• _Data supplied_:
------
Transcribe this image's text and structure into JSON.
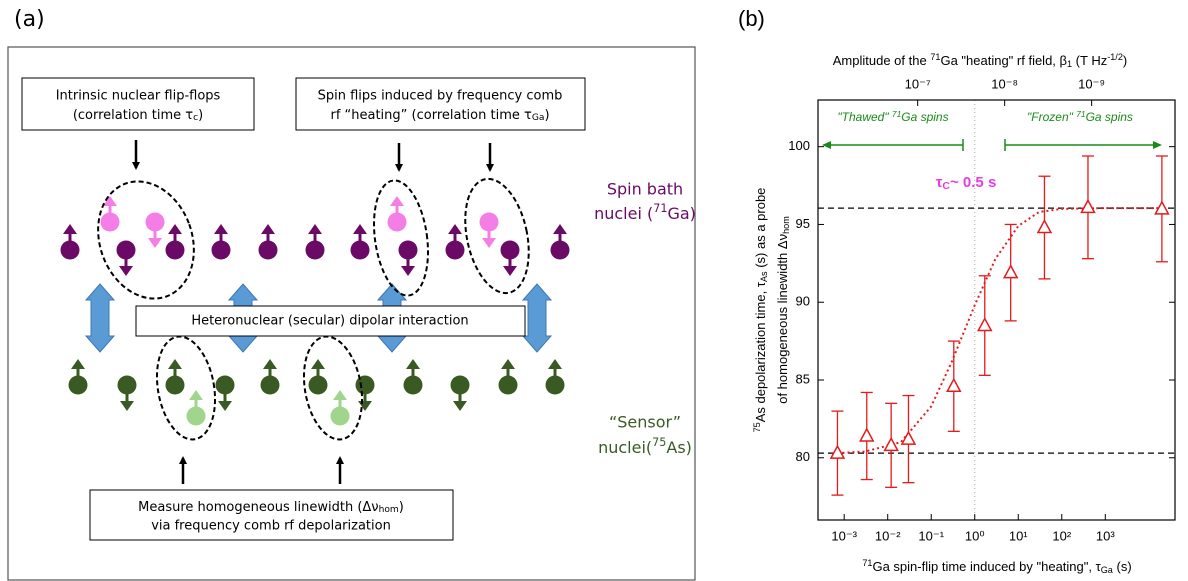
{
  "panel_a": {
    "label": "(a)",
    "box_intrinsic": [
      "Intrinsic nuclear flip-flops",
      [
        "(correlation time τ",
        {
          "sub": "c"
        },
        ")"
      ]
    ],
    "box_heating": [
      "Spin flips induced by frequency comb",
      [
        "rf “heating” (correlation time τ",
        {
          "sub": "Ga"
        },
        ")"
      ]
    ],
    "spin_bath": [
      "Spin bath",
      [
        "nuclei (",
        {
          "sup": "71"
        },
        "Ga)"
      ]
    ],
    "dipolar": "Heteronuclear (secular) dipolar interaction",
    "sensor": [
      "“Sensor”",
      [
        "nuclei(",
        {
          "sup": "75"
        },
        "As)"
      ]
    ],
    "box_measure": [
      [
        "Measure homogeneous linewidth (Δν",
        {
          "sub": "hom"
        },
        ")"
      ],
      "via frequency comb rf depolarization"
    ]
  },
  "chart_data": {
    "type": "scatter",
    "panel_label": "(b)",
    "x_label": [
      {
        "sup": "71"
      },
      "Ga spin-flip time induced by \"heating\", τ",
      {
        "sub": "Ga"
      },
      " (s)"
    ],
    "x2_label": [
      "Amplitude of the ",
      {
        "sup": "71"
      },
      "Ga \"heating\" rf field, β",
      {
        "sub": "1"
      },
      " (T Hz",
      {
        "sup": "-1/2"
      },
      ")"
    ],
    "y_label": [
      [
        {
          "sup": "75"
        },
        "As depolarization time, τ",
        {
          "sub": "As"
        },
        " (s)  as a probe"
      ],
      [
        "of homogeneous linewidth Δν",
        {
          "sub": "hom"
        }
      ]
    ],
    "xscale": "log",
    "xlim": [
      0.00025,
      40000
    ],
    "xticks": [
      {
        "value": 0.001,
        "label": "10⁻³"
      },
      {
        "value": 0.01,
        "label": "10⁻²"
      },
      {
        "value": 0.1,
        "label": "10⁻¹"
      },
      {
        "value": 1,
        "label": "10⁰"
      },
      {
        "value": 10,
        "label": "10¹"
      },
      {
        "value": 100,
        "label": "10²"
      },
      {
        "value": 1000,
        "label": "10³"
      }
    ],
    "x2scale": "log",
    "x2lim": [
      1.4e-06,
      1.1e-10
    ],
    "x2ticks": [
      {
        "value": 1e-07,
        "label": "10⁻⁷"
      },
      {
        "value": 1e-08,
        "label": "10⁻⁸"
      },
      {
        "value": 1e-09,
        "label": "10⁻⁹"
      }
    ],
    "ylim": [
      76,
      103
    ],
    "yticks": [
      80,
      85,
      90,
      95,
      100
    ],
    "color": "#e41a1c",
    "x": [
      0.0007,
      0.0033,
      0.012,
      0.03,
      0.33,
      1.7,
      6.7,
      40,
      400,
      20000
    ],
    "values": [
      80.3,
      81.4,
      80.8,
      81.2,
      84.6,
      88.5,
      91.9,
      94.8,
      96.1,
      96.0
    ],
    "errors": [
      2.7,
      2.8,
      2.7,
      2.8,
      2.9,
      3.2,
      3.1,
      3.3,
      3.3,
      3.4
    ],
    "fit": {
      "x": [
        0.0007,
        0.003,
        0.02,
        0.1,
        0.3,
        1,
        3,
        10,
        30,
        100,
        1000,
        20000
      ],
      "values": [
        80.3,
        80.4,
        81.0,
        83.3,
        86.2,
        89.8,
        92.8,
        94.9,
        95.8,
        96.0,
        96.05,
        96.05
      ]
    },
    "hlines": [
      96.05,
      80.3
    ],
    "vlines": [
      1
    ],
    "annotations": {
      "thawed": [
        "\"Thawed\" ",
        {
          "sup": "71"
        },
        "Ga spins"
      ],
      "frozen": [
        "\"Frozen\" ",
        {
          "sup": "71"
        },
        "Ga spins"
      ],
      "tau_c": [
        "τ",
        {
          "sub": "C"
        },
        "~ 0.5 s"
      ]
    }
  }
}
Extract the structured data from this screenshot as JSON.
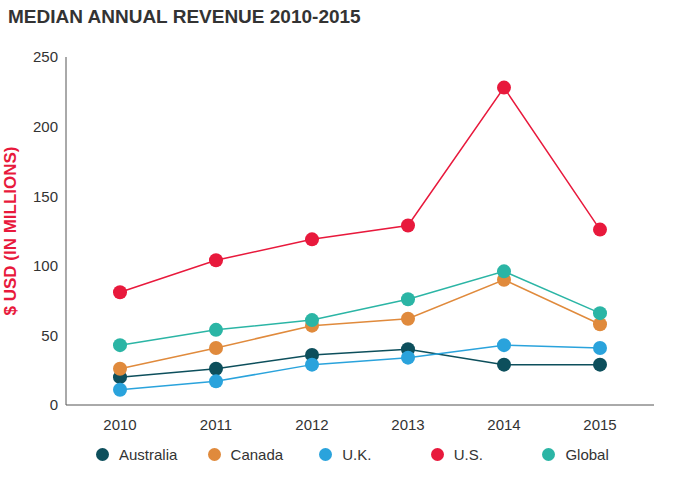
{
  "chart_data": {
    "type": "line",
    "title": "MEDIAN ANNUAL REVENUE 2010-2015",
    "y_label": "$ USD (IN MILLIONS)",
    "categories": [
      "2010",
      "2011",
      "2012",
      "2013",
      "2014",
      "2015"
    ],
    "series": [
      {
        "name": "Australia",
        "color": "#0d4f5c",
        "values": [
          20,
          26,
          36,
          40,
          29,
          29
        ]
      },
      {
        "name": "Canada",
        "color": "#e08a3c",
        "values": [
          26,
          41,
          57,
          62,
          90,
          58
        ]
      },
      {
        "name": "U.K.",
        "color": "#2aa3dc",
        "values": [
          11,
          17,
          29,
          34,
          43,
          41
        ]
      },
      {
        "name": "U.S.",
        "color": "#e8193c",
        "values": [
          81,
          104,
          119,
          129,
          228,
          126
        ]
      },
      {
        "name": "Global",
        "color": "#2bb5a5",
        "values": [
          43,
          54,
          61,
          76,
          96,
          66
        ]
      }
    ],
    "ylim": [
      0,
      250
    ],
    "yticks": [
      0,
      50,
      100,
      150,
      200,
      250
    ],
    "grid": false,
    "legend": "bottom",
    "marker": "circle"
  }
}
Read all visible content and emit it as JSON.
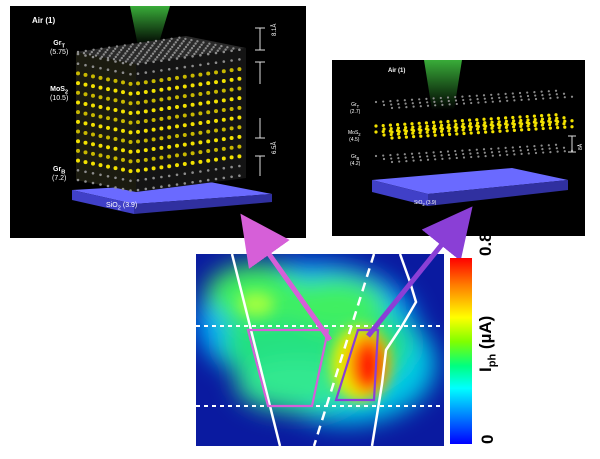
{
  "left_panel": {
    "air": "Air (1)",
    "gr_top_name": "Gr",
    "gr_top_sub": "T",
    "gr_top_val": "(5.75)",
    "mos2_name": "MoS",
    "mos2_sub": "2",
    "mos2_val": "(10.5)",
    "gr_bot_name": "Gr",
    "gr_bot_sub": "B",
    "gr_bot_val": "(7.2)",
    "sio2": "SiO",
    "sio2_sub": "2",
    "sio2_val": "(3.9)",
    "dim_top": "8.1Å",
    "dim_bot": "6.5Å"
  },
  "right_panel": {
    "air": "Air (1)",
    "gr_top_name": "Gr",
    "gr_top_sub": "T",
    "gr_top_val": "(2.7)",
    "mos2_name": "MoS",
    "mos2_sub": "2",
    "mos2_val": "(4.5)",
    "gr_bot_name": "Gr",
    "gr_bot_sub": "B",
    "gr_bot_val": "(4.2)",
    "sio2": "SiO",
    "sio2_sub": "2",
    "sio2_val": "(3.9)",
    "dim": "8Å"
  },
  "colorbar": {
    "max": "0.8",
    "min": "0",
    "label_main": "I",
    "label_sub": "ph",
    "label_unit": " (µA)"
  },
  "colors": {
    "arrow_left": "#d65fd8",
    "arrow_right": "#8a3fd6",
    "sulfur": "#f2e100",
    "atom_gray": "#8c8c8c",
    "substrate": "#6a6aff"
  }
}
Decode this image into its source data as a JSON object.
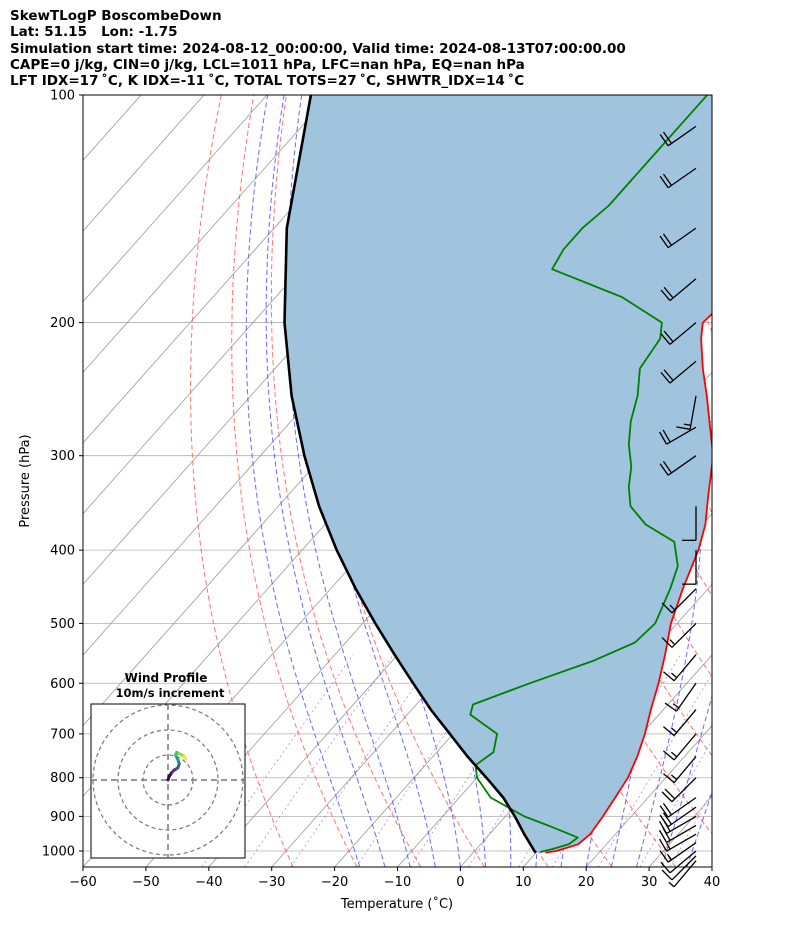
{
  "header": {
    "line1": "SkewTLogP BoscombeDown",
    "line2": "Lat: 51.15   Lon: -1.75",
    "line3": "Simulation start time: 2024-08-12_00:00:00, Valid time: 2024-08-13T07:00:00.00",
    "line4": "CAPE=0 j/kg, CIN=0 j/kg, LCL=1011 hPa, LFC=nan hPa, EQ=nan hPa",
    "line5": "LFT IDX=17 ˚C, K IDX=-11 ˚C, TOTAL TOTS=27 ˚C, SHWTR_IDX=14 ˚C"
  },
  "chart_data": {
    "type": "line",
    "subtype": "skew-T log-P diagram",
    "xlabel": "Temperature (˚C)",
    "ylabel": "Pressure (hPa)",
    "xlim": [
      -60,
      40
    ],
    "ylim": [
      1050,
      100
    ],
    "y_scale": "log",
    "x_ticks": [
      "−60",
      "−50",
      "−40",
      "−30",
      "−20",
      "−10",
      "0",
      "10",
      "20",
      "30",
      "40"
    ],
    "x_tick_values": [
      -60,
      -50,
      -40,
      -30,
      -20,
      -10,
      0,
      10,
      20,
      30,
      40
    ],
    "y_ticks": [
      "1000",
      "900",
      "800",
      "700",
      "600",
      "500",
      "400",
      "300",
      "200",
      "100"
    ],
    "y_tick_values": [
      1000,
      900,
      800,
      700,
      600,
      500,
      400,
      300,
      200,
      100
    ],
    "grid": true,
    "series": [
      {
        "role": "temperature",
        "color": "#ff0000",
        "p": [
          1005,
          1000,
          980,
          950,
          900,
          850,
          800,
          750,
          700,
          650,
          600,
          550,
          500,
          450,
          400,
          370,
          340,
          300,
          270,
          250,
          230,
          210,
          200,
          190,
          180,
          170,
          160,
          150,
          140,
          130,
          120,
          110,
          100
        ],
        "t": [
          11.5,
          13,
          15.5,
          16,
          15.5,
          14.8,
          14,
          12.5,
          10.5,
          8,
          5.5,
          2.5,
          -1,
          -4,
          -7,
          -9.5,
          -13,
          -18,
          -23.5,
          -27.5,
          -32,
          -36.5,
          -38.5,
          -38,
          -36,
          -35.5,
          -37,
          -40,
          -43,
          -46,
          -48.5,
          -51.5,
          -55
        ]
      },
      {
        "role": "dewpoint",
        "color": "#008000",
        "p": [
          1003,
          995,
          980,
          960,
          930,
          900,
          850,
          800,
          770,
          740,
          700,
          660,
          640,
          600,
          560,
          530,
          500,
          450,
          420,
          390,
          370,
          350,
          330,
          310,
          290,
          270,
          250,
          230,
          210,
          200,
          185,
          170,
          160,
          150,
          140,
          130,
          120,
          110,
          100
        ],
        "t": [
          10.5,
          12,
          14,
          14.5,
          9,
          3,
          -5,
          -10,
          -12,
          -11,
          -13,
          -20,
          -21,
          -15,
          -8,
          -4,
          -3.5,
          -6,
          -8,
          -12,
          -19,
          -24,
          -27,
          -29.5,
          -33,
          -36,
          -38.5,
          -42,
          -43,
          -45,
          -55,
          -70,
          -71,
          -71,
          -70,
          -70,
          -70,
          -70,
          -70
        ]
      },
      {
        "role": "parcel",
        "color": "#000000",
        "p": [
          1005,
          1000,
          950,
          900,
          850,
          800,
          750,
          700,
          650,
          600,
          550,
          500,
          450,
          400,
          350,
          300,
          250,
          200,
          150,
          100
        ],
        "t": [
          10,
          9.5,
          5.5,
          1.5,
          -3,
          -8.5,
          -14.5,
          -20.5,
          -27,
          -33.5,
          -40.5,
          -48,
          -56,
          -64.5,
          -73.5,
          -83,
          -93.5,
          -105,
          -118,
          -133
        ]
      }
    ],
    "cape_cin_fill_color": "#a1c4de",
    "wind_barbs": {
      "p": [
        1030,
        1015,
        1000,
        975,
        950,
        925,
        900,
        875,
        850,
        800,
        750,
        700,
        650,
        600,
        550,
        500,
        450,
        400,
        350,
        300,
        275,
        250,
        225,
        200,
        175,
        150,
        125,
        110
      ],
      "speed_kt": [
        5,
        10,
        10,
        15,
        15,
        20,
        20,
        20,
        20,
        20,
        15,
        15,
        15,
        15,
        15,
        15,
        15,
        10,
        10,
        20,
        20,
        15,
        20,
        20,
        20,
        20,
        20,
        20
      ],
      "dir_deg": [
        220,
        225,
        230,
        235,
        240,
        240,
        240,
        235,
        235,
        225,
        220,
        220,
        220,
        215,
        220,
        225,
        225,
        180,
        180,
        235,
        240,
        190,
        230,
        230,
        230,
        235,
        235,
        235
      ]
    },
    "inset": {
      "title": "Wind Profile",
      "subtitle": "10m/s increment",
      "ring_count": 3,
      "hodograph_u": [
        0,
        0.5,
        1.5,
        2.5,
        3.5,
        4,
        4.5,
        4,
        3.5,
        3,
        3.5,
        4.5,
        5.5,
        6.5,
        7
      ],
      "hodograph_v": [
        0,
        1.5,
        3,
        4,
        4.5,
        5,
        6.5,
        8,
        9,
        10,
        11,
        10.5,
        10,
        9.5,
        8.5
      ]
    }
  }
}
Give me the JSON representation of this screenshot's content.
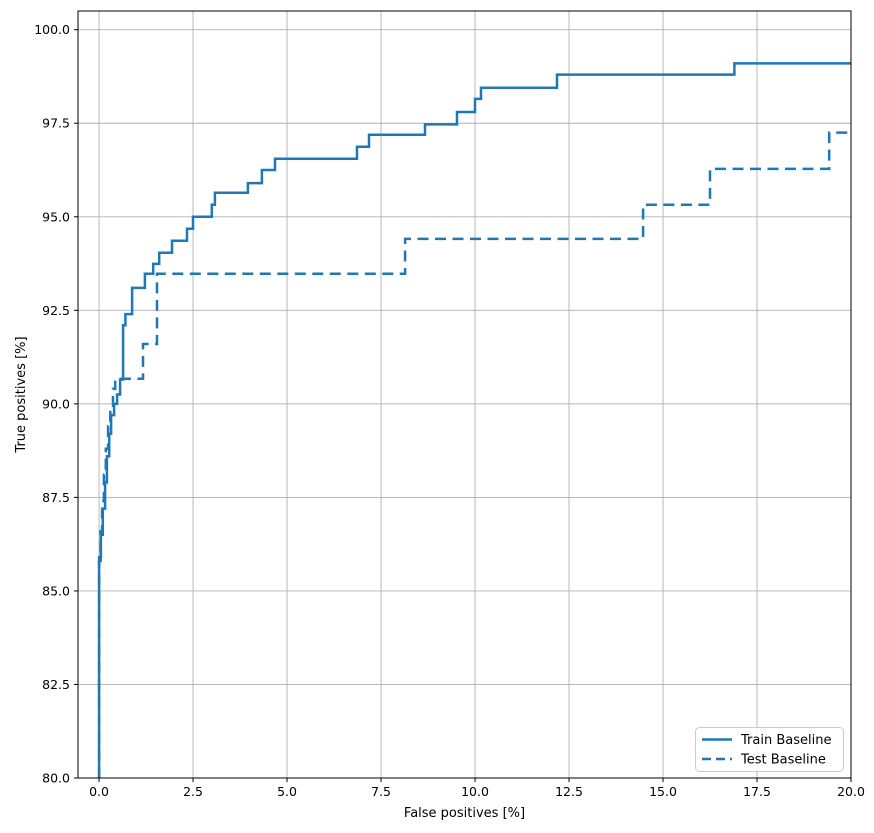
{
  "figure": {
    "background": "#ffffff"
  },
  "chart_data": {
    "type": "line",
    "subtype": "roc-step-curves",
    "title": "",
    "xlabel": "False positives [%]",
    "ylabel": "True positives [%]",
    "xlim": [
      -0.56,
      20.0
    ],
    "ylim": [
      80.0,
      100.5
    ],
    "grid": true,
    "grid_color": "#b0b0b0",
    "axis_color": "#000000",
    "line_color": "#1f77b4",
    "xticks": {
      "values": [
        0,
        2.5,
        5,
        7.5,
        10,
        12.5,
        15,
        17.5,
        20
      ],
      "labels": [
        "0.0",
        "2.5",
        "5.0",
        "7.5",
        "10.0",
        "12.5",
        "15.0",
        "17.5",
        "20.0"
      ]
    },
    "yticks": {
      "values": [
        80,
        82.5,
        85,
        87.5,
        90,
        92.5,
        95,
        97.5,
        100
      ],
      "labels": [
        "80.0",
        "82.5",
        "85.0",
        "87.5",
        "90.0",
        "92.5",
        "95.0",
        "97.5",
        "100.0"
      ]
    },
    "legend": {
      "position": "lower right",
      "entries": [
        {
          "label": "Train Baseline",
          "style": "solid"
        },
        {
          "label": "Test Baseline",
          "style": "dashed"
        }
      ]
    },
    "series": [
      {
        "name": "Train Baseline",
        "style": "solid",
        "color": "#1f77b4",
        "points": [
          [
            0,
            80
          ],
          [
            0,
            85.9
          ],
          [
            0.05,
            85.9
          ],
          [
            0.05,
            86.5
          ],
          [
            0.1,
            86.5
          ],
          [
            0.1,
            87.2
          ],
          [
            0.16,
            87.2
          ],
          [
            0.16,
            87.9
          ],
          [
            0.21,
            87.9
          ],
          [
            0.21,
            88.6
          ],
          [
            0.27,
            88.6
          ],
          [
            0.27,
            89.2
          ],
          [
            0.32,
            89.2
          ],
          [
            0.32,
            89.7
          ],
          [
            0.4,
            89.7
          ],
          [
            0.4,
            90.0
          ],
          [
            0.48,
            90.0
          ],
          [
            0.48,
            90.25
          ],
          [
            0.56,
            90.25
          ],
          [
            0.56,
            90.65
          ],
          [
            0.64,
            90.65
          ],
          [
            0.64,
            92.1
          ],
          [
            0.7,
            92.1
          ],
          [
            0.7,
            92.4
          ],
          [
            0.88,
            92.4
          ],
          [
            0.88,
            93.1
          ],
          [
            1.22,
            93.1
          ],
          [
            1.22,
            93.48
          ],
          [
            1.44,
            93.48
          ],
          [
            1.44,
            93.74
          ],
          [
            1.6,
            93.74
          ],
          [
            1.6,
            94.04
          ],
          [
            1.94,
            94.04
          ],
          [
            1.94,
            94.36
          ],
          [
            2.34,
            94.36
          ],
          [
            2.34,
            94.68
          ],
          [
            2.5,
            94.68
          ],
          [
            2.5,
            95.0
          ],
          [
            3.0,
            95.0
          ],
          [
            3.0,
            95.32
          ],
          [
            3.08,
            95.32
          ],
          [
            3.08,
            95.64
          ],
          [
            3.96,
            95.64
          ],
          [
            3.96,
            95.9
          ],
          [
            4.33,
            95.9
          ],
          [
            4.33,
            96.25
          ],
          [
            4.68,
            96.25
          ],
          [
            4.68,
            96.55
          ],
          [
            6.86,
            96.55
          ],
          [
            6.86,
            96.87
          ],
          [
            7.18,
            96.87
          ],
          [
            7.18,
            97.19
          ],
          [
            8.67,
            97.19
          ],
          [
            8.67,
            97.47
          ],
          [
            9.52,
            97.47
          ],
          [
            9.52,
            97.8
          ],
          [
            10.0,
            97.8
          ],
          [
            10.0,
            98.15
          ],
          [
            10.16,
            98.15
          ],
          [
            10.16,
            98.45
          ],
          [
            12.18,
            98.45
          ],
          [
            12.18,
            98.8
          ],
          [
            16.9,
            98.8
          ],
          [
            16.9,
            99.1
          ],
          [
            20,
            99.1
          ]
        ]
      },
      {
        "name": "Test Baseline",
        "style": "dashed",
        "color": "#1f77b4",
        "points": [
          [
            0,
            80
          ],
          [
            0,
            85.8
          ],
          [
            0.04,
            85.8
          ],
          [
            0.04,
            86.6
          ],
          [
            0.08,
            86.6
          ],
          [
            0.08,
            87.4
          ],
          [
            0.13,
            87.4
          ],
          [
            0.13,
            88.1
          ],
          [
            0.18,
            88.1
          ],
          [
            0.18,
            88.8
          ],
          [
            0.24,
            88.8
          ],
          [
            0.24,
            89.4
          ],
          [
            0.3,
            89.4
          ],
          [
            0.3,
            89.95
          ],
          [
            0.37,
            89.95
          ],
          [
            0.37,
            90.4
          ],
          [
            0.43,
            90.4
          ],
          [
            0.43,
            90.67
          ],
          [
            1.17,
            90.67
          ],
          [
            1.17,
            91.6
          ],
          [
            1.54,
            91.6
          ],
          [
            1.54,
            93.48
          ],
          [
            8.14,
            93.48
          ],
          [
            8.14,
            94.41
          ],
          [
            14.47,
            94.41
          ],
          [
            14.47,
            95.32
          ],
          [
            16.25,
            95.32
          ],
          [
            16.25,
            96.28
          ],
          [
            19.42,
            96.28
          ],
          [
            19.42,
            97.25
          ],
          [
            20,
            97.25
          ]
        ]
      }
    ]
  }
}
------
• _What this task involves_:
Among the entries above, how many lines include the word "image"? Reply with the number only.

• _Written response_:
2